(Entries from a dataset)
— Begin —

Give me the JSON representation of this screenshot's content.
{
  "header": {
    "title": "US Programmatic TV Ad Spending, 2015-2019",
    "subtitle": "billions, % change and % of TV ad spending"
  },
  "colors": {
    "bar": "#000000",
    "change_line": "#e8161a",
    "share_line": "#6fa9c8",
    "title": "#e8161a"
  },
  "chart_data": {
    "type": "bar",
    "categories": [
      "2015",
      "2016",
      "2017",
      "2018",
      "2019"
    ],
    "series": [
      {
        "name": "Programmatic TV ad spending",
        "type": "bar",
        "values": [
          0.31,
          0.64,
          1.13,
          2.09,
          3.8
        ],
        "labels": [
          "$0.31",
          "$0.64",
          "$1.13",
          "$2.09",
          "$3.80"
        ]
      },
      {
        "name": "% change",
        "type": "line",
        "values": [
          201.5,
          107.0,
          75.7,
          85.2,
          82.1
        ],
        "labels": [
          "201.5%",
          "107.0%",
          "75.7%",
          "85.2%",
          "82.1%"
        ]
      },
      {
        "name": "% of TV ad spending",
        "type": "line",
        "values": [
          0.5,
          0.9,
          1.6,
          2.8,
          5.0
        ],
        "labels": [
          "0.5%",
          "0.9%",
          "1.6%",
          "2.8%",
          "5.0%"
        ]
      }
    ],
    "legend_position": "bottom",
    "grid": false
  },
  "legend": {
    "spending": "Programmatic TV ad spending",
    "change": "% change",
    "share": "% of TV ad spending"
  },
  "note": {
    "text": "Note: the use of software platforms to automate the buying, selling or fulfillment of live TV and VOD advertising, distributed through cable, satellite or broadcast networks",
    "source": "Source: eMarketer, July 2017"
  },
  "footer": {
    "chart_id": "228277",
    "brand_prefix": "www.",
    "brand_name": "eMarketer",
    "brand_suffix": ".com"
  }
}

— End —

◆ Instructions to follow
Copy out all of the data exactly, leaving nothing out.

◆ Result of the task
Give me the JSON representation of this screenshot's content.
{
  "header": {
    "title": "US Programmatic TV Ad Spending, 2015-2019",
    "subtitle": "billions, % change and % of TV ad spending"
  },
  "colors": {
    "bar": "#000000",
    "change_line": "#e8161a",
    "share_line": "#6fa9c8",
    "title": "#e8161a"
  },
  "chart_data": {
    "type": "bar",
    "categories": [
      "2015",
      "2016",
      "2017",
      "2018",
      "2019"
    ],
    "series": [
      {
        "name": "Programmatic TV ad spending",
        "type": "bar",
        "values": [
          0.31,
          0.64,
          1.13,
          2.09,
          3.8
        ],
        "labels": [
          "$0.31",
          "$0.64",
          "$1.13",
          "$2.09",
          "$3.80"
        ]
      },
      {
        "name": "% change",
        "type": "line",
        "values": [
          201.5,
          107.0,
          75.7,
          85.2,
          82.1
        ],
        "labels": [
          "201.5%",
          "107.0%",
          "75.7%",
          "85.2%",
          "82.1%"
        ]
      },
      {
        "name": "% of TV ad spending",
        "type": "line",
        "values": [
          0.5,
          0.9,
          1.6,
          2.8,
          5.0
        ],
        "labels": [
          "0.5%",
          "0.9%",
          "1.6%",
          "2.8%",
          "5.0%"
        ]
      }
    ],
    "legend_position": "bottom",
    "grid": false
  },
  "legend": {
    "spending": "Programmatic TV ad spending",
    "change": "% change",
    "share": "% of TV ad spending"
  },
  "note": {
    "text": "Note: the use of software platforms to automate the buying, selling or fulfillment of live TV and VOD advertising, distributed through cable, satellite or broadcast networks",
    "source": "Source: eMarketer, July 2017"
  },
  "footer": {
    "chart_id": "228277",
    "brand_prefix": "www.",
    "brand_name": "eMarketer",
    "brand_suffix": ".com"
  }
}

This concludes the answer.